Your task
Search the data for the word "like" and copy every line that contains it.

Given records
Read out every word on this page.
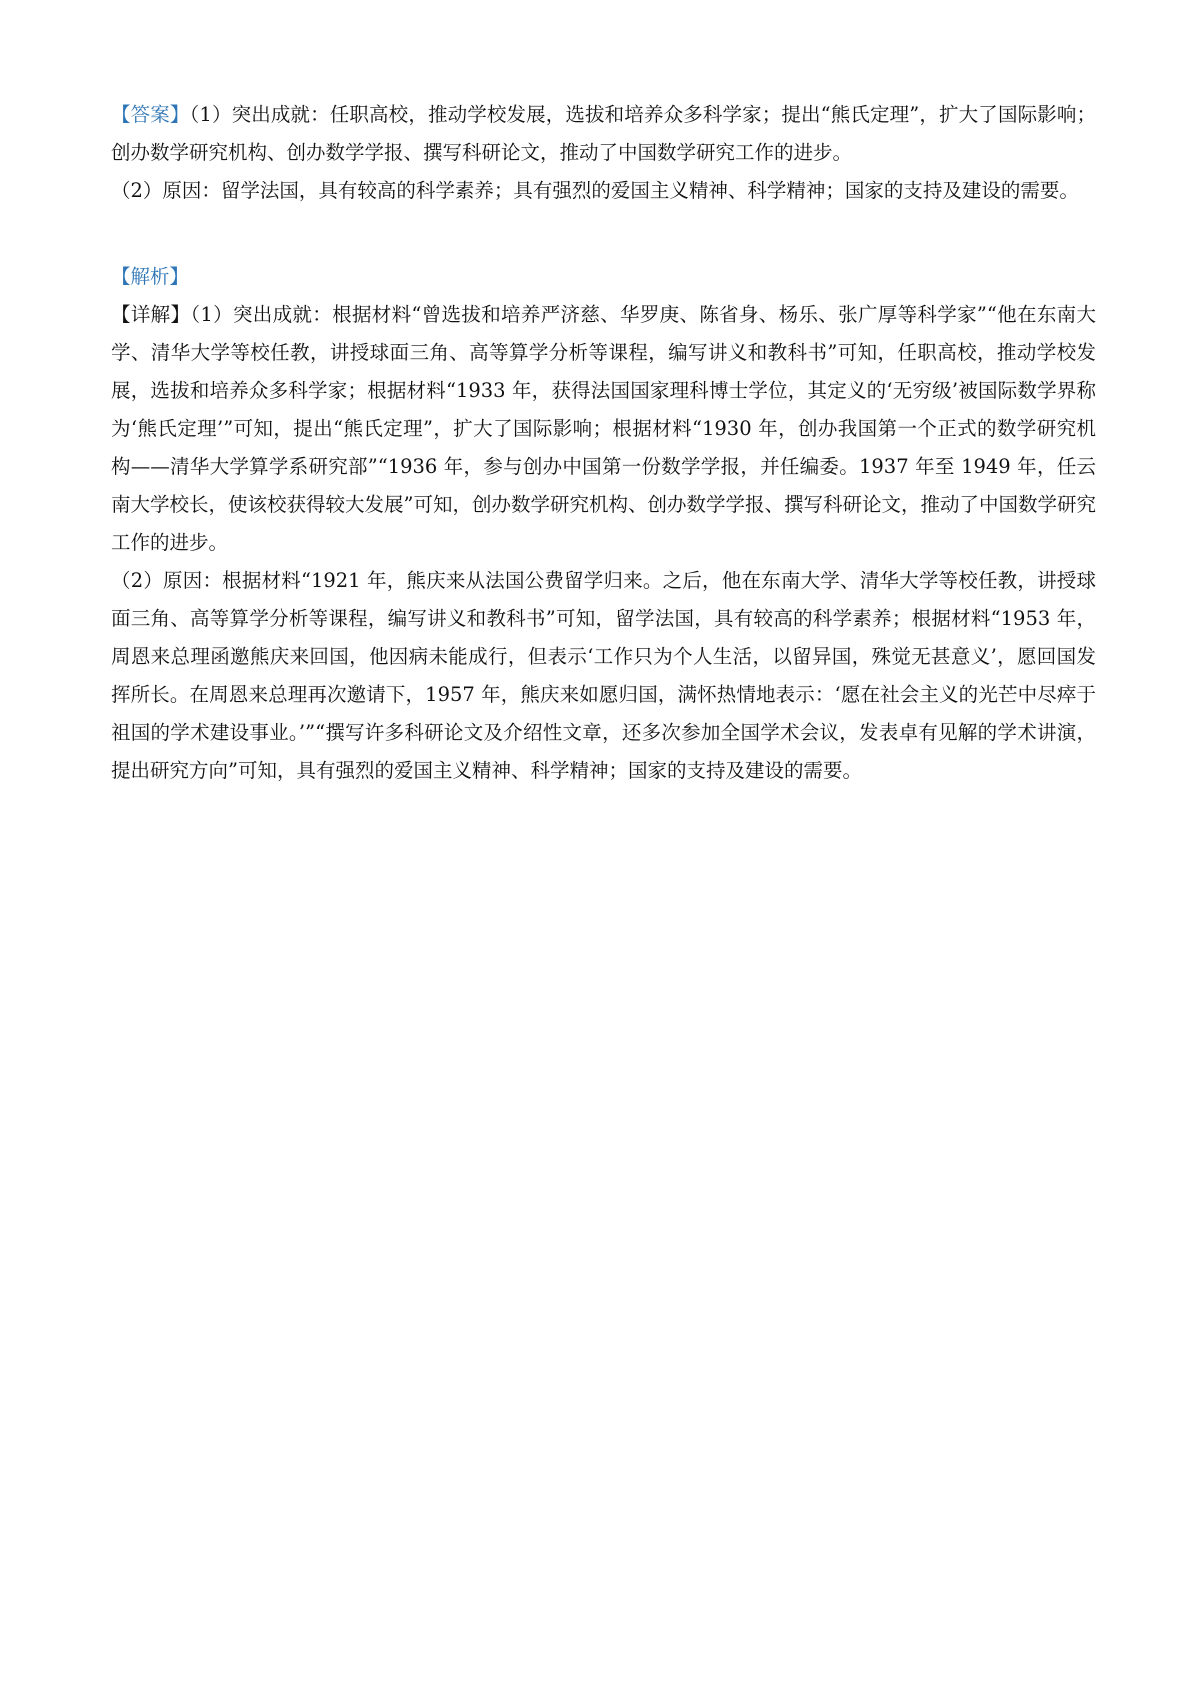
【答案】（1）突出成就：任职高校，推动学校发展，选拔和培养众多科学家；提出“熊氏定理”，扩大了国际影响；创办数学研究机构、创办数学学报、撰写科研论文，推动了中国数学研究工作的进步。

（2）原因：留学法国，具有较高的科学素养；具有强烈的爱国主义精神、科学精神；国家的支持及建设的需要。

【解析】

【详解】（1）突出成就：根据材料“曾选拔和培养严济慈、华罗庚、陈省身、杨乐、张广厚等科学家”“他在东南大学、清华大学等校任教，讲授球面三角、高等算学分析等课程，编写讲义和教科书”可知，任职高校，推动学校发展，选拔和培养众多科学家；根据材料“1933 年，获得法国国家理科博士学位，其定义的‘无穷级’被国际数学界称为‘熊氏定理’”可知，提出“熊氏定理”，扩大了国际影响；根据材料“1930 年，创办我国第一个正式的数学研究机构——清华大学算学系研究部”“1936 年，参与创办中国第一份数学学报，并任编委。1937 年至 1949 年，任云南大学校长，使该校获得较大发展”可知，创办数学研究机构、创办数学学报、撰写科研论文，推动了中国数学研究工作的进步。

（2）原因：根据材料“1921 年，熊庆来从法国公费留学归来。之后，他在东南大学、清华大学等校任教，讲授球面三角、高等算学分析等课程，编写讲义和教科书”可知，留学法国，具有较高的科学素养；根据材料“1953 年，周恩来总理函邀熊庆来回国，他因病未能成行，但表示‘工作只为个人生活，以留异国，殊觉无甚意义’，愿回国发挥所长。在周恩来总理再次邀请下，1957 年，熊庆来如愿归国，满怀热情地表示：‘愿在社会主义的光芒中尽瘁于祖国的学术建设事业。’”“撰写许多科研论文及介绍性文章，还多次参加全国学术会议，发表卓有见解的学术讲演，提出研究方向”可知，具有强烈的爱国主义精神、科学精神；国家的支持及建设的需要。
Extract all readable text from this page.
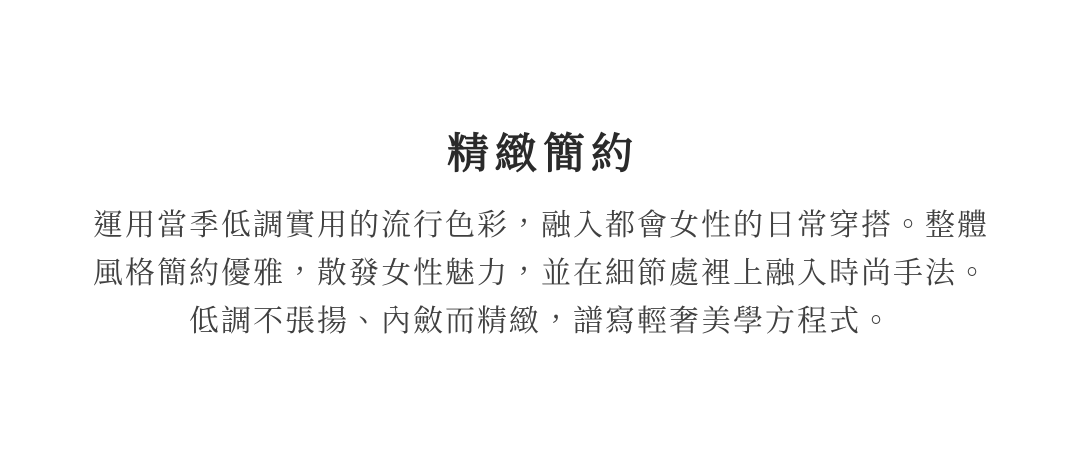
精緻簡約
運用當季低調實用的流行色彩，融入都會女性的日常穿搭。整體
風格簡約優雅，散發女性魅力，並在細節處裡上融入時尚手法。
低調不張揚、內斂而精緻，譜寫輕奢美學方程式。
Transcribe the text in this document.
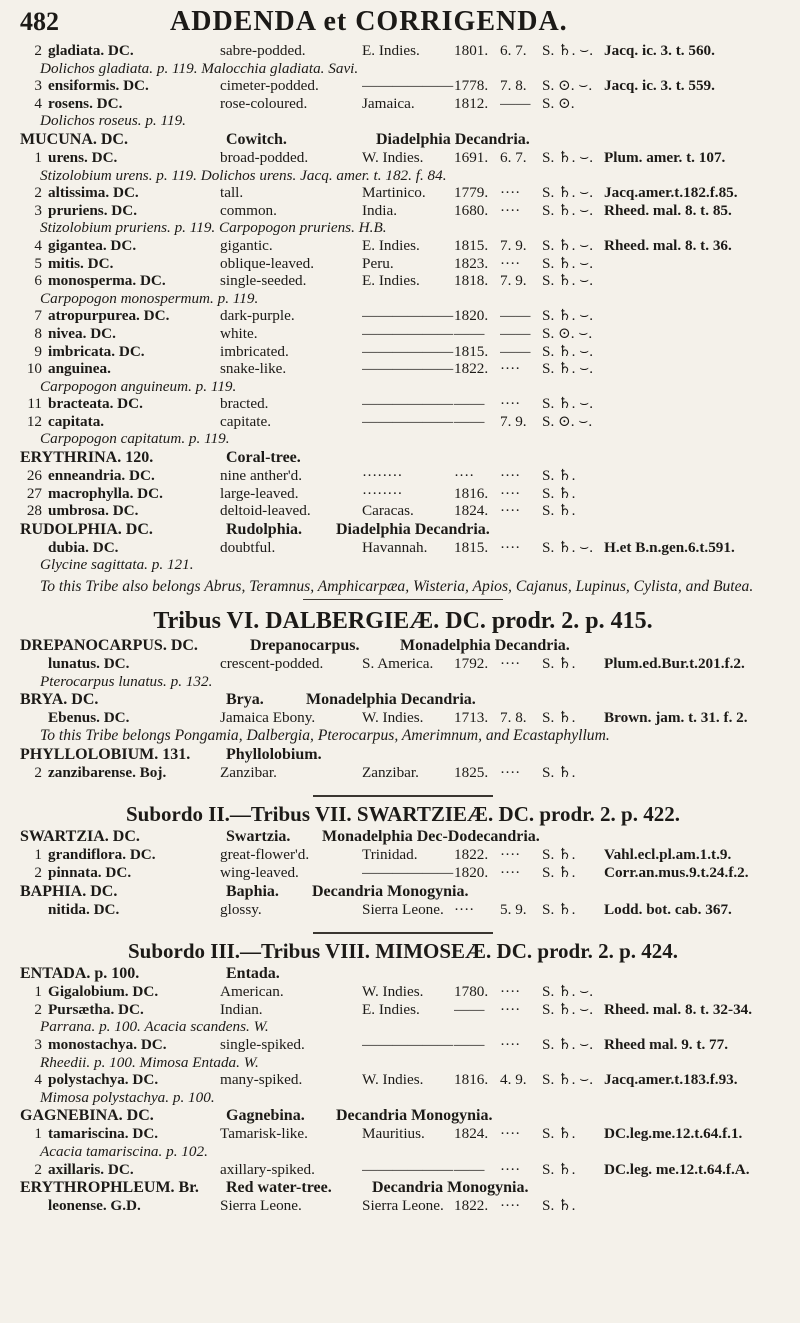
482	ADDENDA et CORRIGENDA.
2 gladiata. DC.	sabre-podded.	E. Indies. 1801. 6. 7. S. ♄. ⌣. Jacq. ic. 3. t. 560.
Dolichos gladiata. p. 119. Malocchia gladiata. Savi.
3 ensiformis. DC.	cimeter-podded.	——————1778. 7. 8. S. ⊙. ⌣. Jacq. ic. 3. t. 559.
4 rosens. DC.	rose-coloured.	Jamaica.	1812. —— S. ⊙.
Dolichos roseus. p. 119.
MUCUNA. DC.	Cowitch.	Diadelphia Decandria.
1 urens. DC.	broad-podded.	W. Indies. 1691. 6. 7. S. ♄. ⌣. Plum. amer. t. 107.
Stizolobium urens. p. 119. Dolichos urens. Jacq. amer. t. 182. f. 84.
2 altissima. DC.	tall.	Martinico. 1779. ···· S. ♄. ⌣. Jacq.amer.t.182.f.85.
3 pruriens. DC.	common.	India.	1680. ···· S. ♄. ⌣. Rheed. mal. 8. t. 85.
Stizolobium pruriens. p. 119. Carpopogon pruriens. H.B.
4 gigantea. DC.	gigantic.	E. Indies. 1815. 7. 9. S. ♄. ⌣. Rheed. mal. 8. t. 36.
5 mitis. DC.	oblique-leaved.	Peru.	1823. ···· S. ♄. ⌣.
6 monosperma. DC.	single-seeded.	E. Indies. 1818. 7. 9. S. ♄. ⌣.
Carpopogon monospermum. p. 119.
7 atropurpurea. DC.	dark-purple.	——————1820. —— S. ♄. ⌣.
8 nivea. DC.	white.	———————— —— S. ⊙. ⌣.
9 imbricata. DC.	imbricated.	——————1815. —— S. ♄. ⌣.
10 anguinea.	snake-like.	——————1822. ···· S. ♄. ⌣.
Carpopogon anguineum. p. 119.
11 bracteata. DC.	bracted.	———————— ···· S. ♄. ⌣.
12 capitata.	capitate.	———————— 7. 9. S. ⊙. ⌣.
Carpopogon capitatum. p. 119.
ERYTHRINA. 120.	Coral-tree.
26 enneandria. DC.	nine anther'd.	········	···· ···· S. ♄.
27 macrophylla. DC.	large-leaved.	········	1816. ···· S. ♄.
28 umbrosa. DC.	deltoid-leaved.	Caracas.	1824. ···· S. ♄.
RUDOLPHIA. DC.	Rudolphia. Diadelphia Decandria.
dubia. DC.	doubtful.	Havannah. 1815. ···· S. ♄. ⌣. H.et B.n.gen.6.t.591.
Glycine sagittata. p. 121.
To this Tribe also belongs Abrus, Teramnus, Amphicarpæa, Wisteria, Apios, Cajanus, Lupinus, Cylista, and Butea.
Tribus VI. DALBERGIEÆ. DC. prodr. 2. p. 415.
DREPANOCARPUS. DC.	Drepanocarpus.	Monadelphia Decandria.
lunatus. DC.	crescent-podded.	S. America. 1792. ···· S. ♄. Plum.ed.Bur.t.201.f.2.
Pterocarpus lunatus. p. 132.
BRYA. DC.	Brya.	Monadelphia Decandria.
Ebenus. DC.	Jamaica Ebony.	W. Indies. 1713. 7. 8. S. ♄. Brown. jam. t. 31. f. 2.
To this Tribe belongs Pongamia, Dalbergia, Pterocarpus, Amerimnum, and Ecastaphyllum.
PHYLLOLOBIUM. 131. Phyllolobium.
2 zanzibarense. Boj.	Zanzibar.	Zanzibar. 1825. ···· S. ♄.
Subordo II.—Tribus VII. SWARTZIEÆ. DC. prodr. 2. p. 422.
SWARTZIA. DC.	Swartzia. Monadelphia Dec-Dodecandria.
1 grandiflora. DC.	great-flower'd.	Trinidad. 1822. ···· S. ♄. Vahl.ecl.pl.am.1.t.9.
2 pinnata. DC.	wing-leaved.	——————1820. ···· S. ♄. Corr.an.mus.9.t.24.f.2.
BAPHIA. DC.	Baphia. Decandria Monogynia.
nitida. DC.	glossy.	Sierra Leone. ···· 5. 9. S. ♄. Lodd. bot. cab. 367.
Subordo III.—Tribus VIII. MIMOSEÆ. DC. prodr. 2. p. 424.
ENTADA. p. 100.	Entada.
1 Gigalobium. DC.	American.	W. Indies. 1780. ···· S. ♄. ⌣.
2 Pursætha. DC.	Indian.	E. Indies. —— ···· S. ♄. ⌣. Rheed. mal. 8. t. 32-34.
Parrana. p. 100. Acacia scandens. W.
3 monostachya. DC.	single-spiked.	———————— ···· S. ♄. ⌣. Rheed mal. 9. t. 77.
Rheedii. p. 100. Mimosa Entada. W.
4 polystachya. DC.	many-spiked.	W. Indies. 1816. 4. 9. S. ♄. ⌣. Jacq.amer.t.183.f.93.
Mimosa polystachya. p. 100.
GAGNEBINA. DC.	Gagnebina. Decandria Monogynia.
1 tamariscina. DC.	Tamarisk-like.	Mauritius. 1824. ···· S. ♄. DC.leg.me.12.t.64.f.1.
Acacia tamariscina. p. 102.
2 axillaris. DC.	axillary-spiked.	———————— ···· S. ♄. DC.leg. me.12.t.64.f.A.
ERYTHROPHLEUM. Br. Red water-tree.	Decandria Monogynia.
leonense. G.D.	Sierra Leone.	Sierra Leone. 1822. ···· S. ♄.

Solution
10 anguinea.	snake-like.	——————1822. ···· S. ♄. ⌣.
1 tamariscina. DC.	Tamarisk-like.	Mauritius. 1824. ···· S. ♄. DC.leg.me.12.t.64.f.1.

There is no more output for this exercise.